§ The request
All of the records below must be output exactly, with no pictures carried over.

§ Record excerpts

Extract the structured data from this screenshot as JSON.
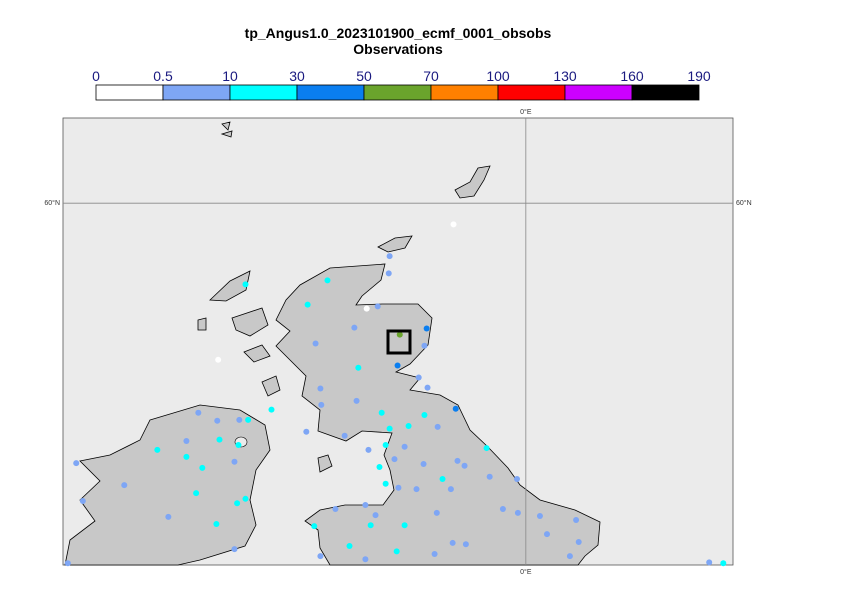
{
  "chart_data": {
    "type": "map",
    "title": "tp_Angus1.0_2023101900_ecmf_0001_obsobs",
    "subtitle": "Observations",
    "colorbar": {
      "ticks": [
        0,
        0.5,
        10,
        30,
        50,
        70,
        100,
        130,
        160,
        190
      ],
      "colors": [
        "#ffffff",
        "#7ea6f5",
        "#00ffff",
        "#0a7ef0",
        "#6aa42c",
        "#ff8000",
        "#ff0000",
        "#cc00ff",
        "#000000"
      ]
    },
    "xlim": [
      -10.5,
      4.7
    ],
    "ylim": [
      51.8,
      61.93
    ],
    "graticule": {
      "lon": 0,
      "lat": 60,
      "lon_label": "0°E",
      "lat_label": "60°N"
    },
    "stations": {
      "lon": [
        -1.64,
        -6.98,
        -3.61,
        -6.36,
        -4.5,
        -3.09,
        -3.11,
        -4.95,
        -3.36,
        -3.89,
        -2.25,
        -2.86,
        -4.77,
        -2.3,
        -2.91,
        -3.8,
        -4.66,
        -2.43,
        -2.23,
        -1.59,
        -4.64,
        -3.84,
        -3.27,
        -2.66,
        -2.3,
        -2.0,
        -3.09,
        -4.11,
        -4.98,
        -3.18,
        -2.75,
        -3.57,
        -2.98,
        -3.32,
        -2.32,
        -1.55,
        -1.39,
        -0.89,
        -1.7,
        -1.89,
        -2.48,
        -2.89,
        -3.18,
        -0.82,
        -0.2,
        -4.32,
        -3.64,
        -3.41,
        -2.02,
        -4.8,
        -3.52,
        -2.75,
        -0.52,
        -0.18,
        0.32,
        1.14,
        0.48,
        -4.0,
        -2.93,
        -1.66,
        -1.36,
        -4.66,
        -3.64,
        -2.07,
        1.0,
        1.2,
        4.16,
        4.48,
        -10.39,
        -10.2,
        -10.05,
        -9.11,
        -8.36,
        -8.11,
        -7.7,
        -7.7,
        -7.43,
        -7.34,
        -7.48,
        -7.0,
        -6.95,
        -6.61,
        -6.52,
        -6.5,
        -6.3,
        -5.77,
        -6.55,
        -6.36,
        -7.02,
        -6.61
      ],
      "lat": [
        59.52,
        56.45,
        57.61,
        58.16,
        58.25,
        58.8,
        58.41,
        57.7,
        57.66,
        57.18,
        57.16,
        57.02,
        56.82,
        56.77,
        56.32,
        56.27,
        55.8,
        56.05,
        55.82,
        55.34,
        55.43,
        55.52,
        55.25,
        54.95,
        55.2,
        54.93,
        54.89,
        54.73,
        54.82,
        54.52,
        54.48,
        54.41,
        54.2,
        54.02,
        54.09,
        54.16,
        54.05,
        54.45,
        53.52,
        53.75,
        53.52,
        53.55,
        53.64,
        53.8,
        53.75,
        53.07,
        53.16,
        52.93,
        52.98,
        52.68,
        52.7,
        52.7,
        53.07,
        52.98,
        52.91,
        52.82,
        52.5,
        52.23,
        52.11,
        52.3,
        52.27,
        52.0,
        51.93,
        52.05,
        52.0,
        52.32,
        51.86,
        51.84,
        51.84,
        54.11,
        53.25,
        53.61,
        54.41,
        52.89,
        54.61,
        54.25,
        55.25,
        54.0,
        53.43,
        55.07,
        54.64,
        54.14,
        54.52,
        55.09,
        55.09,
        55.32,
        53.2,
        53.3,
        52.73,
        52.16
      ],
      "values": [
        0.2,
        0.2,
        0.2,
        20,
        20,
        5,
        5,
        20,
        5,
        5,
        40,
        60,
        5,
        5,
        40,
        20,
        5,
        5,
        5,
        40,
        5,
        5,
        20,
        20,
        20,
        5,
        20,
        5,
        5,
        20,
        5,
        5,
        5,
        20,
        5,
        5,
        5,
        20,
        5,
        20,
        5,
        5,
        20,
        5,
        5,
        5,
        5,
        5,
        5,
        20,
        20,
        20,
        5,
        5,
        5,
        5,
        5,
        20,
        20,
        5,
        5,
        5,
        5,
        5,
        5,
        5,
        5,
        20,
        5,
        5,
        5,
        5,
        20,
        5,
        5,
        20,
        5,
        20,
        20,
        5,
        20,
        5,
        20,
        5,
        20,
        20,
        20,
        20,
        20,
        5
      ]
    }
  }
}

§ Result below
Extract the structured data from this screenshot as JSON.
{
  "chart_data": {
    "type": "map",
    "title": "tp_Angus1.0_2023101900_ecmf_0001_obsobs",
    "subtitle": "Observations",
    "colorbar": {
      "ticks": [
        0,
        0.5,
        10,
        30,
        50,
        70,
        100,
        130,
        160,
        190
      ],
      "colors": [
        "#ffffff",
        "#7ea6f5",
        "#00ffff",
        "#0a7ef0",
        "#6aa42c",
        "#ff8000",
        "#ff0000",
        "#cc00ff",
        "#000000"
      ]
    },
    "xlim": [
      -10.5,
      4.7
    ],
    "ylim": [
      51.8,
      61.93
    ],
    "graticule": {
      "lon": 0,
      "lat": 60,
      "lon_label": "0°E",
      "lat_label": "60°N"
    },
    "stations": {
      "lon": [
        -1.64,
        -6.98,
        -3.61,
        -6.36,
        -4.5,
        -3.09,
        -3.11,
        -4.95,
        -3.36,
        -3.89,
        -2.25,
        -2.86,
        -4.77,
        -2.3,
        -2.91,
        -3.8,
        -4.66,
        -2.43,
        -2.23,
        -1.59,
        -4.64,
        -3.84,
        -3.27,
        -2.66,
        -2.3,
        -2.0,
        -3.09,
        -4.11,
        -4.98,
        -3.18,
        -2.75,
        -3.57,
        -2.98,
        -3.32,
        -2.32,
        -1.55,
        -1.39,
        -0.89,
        -1.7,
        -1.89,
        -2.48,
        -2.89,
        -3.18,
        -0.82,
        -0.2,
        -4.32,
        -3.64,
        -3.41,
        -2.02,
        -4.8,
        -3.52,
        -2.75,
        -0.52,
        -0.18,
        0.32,
        1.14,
        0.48,
        -4.0,
        -2.93,
        -1.66,
        -1.36,
        -4.66,
        -3.64,
        -2.07,
        1.0,
        1.2,
        4.16,
        4.48,
        -10.39,
        -10.2,
        -10.05,
        -9.11,
        -8.36,
        -8.11,
        -7.7,
        -7.7,
        -7.43,
        -7.34,
        -7.48,
        -7.0,
        -6.95,
        -6.61,
        -6.52,
        -6.5,
        -6.3,
        -5.77,
        -6.55,
        -6.36,
        -7.02,
        -6.61
      ],
      "lat": [
        59.52,
        56.45,
        57.61,
        58.16,
        58.25,
        58.8,
        58.41,
        57.7,
        57.66,
        57.18,
        57.16,
        57.02,
        56.82,
        56.77,
        56.32,
        56.27,
        55.8,
        56.05,
        55.82,
        55.34,
        55.43,
        55.52,
        55.25,
        54.95,
        55.2,
        54.93,
        54.89,
        54.73,
        54.82,
        54.52,
        54.48,
        54.41,
        54.2,
        54.02,
        54.09,
        54.16,
        54.05,
        54.45,
        53.52,
        53.75,
        53.52,
        53.55,
        53.64,
        53.8,
        53.75,
        53.07,
        53.16,
        52.93,
        52.98,
        52.68,
        52.7,
        52.7,
        53.07,
        52.98,
        52.91,
        52.82,
        52.5,
        52.23,
        52.11,
        52.3,
        52.27,
        52.0,
        51.93,
        52.05,
        52.0,
        52.32,
        51.86,
        51.84,
        51.84,
        54.11,
        53.25,
        53.61,
        54.41,
        52.89,
        54.61,
        54.25,
        55.25,
        54.0,
        53.43,
        55.07,
        54.64,
        54.14,
        54.52,
        55.09,
        55.09,
        55.32,
        53.2,
        53.3,
        52.73,
        52.16
      ],
      "values": [
        0.2,
        0.2,
        0.2,
        20,
        20,
        5,
        5,
        20,
        5,
        5,
        40,
        60,
        5,
        5,
        40,
        20,
        5,
        5,
        5,
        40,
        5,
        5,
        20,
        20,
        20,
        5,
        20,
        5,
        5,
        20,
        5,
        5,
        5,
        20,
        5,
        5,
        5,
        20,
        5,
        20,
        5,
        5,
        20,
        5,
        5,
        5,
        5,
        5,
        5,
        20,
        20,
        20,
        5,
        5,
        5,
        5,
        5,
        20,
        20,
        5,
        5,
        5,
        5,
        5,
        5,
        5,
        5,
        20,
        5,
        5,
        5,
        5,
        20,
        5,
        5,
        20,
        5,
        20,
        20,
        5,
        20,
        5,
        20,
        5,
        20,
        20,
        20,
        20,
        20,
        5
      ]
    }
  }
}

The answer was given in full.